(Collection entries)

>> begin

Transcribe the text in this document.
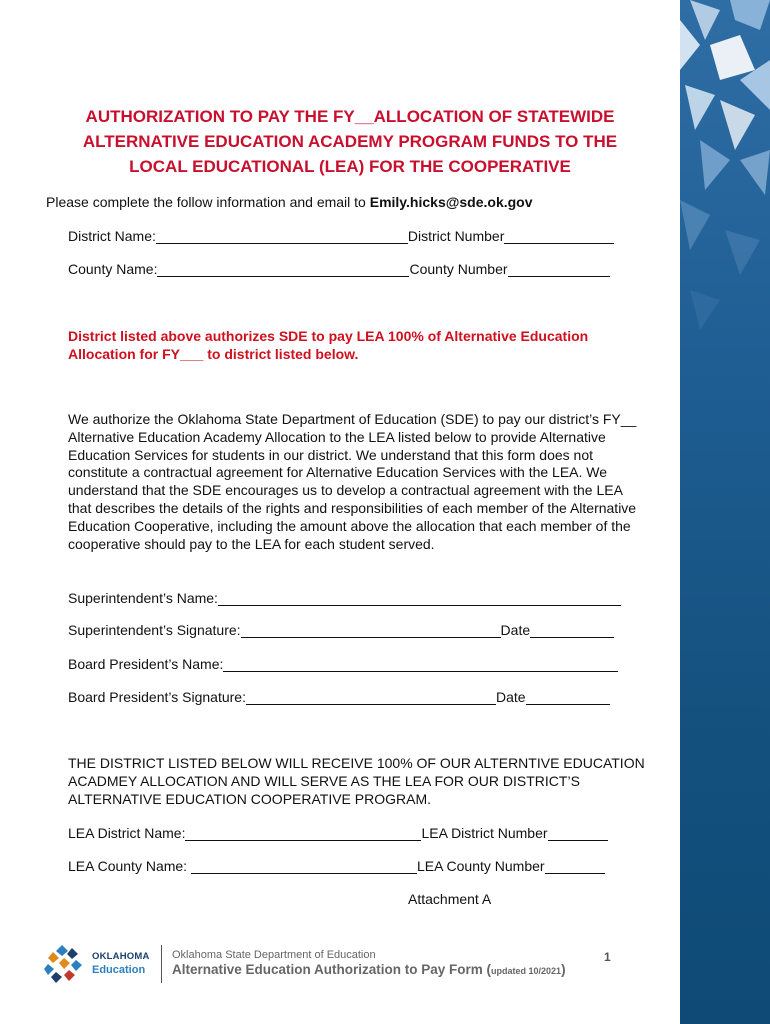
AUTHORIZATION TO PAY THE FY__ALLOCATION OF STATEWIDE
ALTERNATIVE EDUCATION ACADEMY PROGRAM FUNDS TO THE
LOCAL EDUCATIONAL (LEA) FOR THE COOPERATIVE
Please complete the follow information and email to Emily.hicks@sde.ok.gov
District Name:	District Number
County Name:	County Number
District listed above authorizes SDE to pay LEA 100% of Alternative Education
Allocation for FY___ to district listed below.
We authorize the Oklahoma State Department of Education (SDE) to pay our district’s FY__ Alternative Education Academy Allocation to the LEA listed below to provide Alternative Education Services for students in our district. We understand that this form does not constitute a contractual agreement for Alternative Education Services with the LEA. We understand that the SDE encourages us to develop a contractual agreement with the LEA that describes the details of the rights and responsibilities of each member of the Alternative Education Cooperative, including the amount above the allocation that each member of the cooperative should pay to the LEA for each student served.
Superintendent’s Name:
Superintendent’s Signature:	Date
Board President’s Name:
Board President’s Signature:	Date
THE DISTRICT LISTED BELOW WILL RECEIVE 100% OF OUR ALTERNTIVE EDUCATION ACADMEY ALLOCATION AND WILL SERVE AS THE LEA FOR OUR DISTRICT’S ALTERNATIVE EDUCATION COOPERATIVE PROGRAM.
LEA District Name:	LEA District Number
LEA County Name:	LEA County Number
Attachment A
OKLAHOMA
Education
Oklahoma State Department of Education
Alternative Education Authorization to Pay Form (updated 10/2021)
1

>> end

* The exercise
Keep the pictures out of your copy, and repeat every entry above exactly.

* Exercise solution
Transcribe the text in this document.
AUTHORIZATION TO PAY THE FY__ALLOCATION OF STATEWIDE
ALTERNATIVE EDUCATION ACADEMY PROGRAM FUNDS TO THE
LOCAL EDUCATIONAL (LEA) FOR THE COOPERATIVE
Please complete the follow information and email to Emily.hicks@sde.ok.gov
District Name:	District Number
County Name:	County Number
District listed above authorizes SDE to pay LEA 100% of Alternative Education
Allocation for FY___ to district listed below.
We authorize the Oklahoma State Department of Education (SDE) to pay our district’s FY__ Alternative Education Academy Allocation to the LEA listed below to provide Alternative Education Services for students in our district. We understand that this form does not constitute a contractual agreement for Alternative Education Services with the LEA. We understand that the SDE encourages us to develop a contractual agreement with the LEA that describes the details of the rights and responsibilities of each member of the Alternative Education Cooperative, including the amount above the allocation that each member of the cooperative should pay to the LEA for each student served.
Superintendent’s Name:
Superintendent’s Signature:	Date
Board President’s Name:
Board President’s Signature:	Date
THE DISTRICT LISTED BELOW WILL RECEIVE 100% OF OUR ALTERNTIVE EDUCATION ACADMEY ALLOCATION AND WILL SERVE AS THE LEA FOR OUR DISTRICT’S ALTERNATIVE EDUCATION COOPERATIVE PROGRAM.
LEA District Name:	LEA District Number
LEA County Name:	LEA County Number
Attachment A
OKLAHOMA
Education
Oklahoma State Department of Education
Alternative Education Authorization to Pay Form (updated 10/2021)
1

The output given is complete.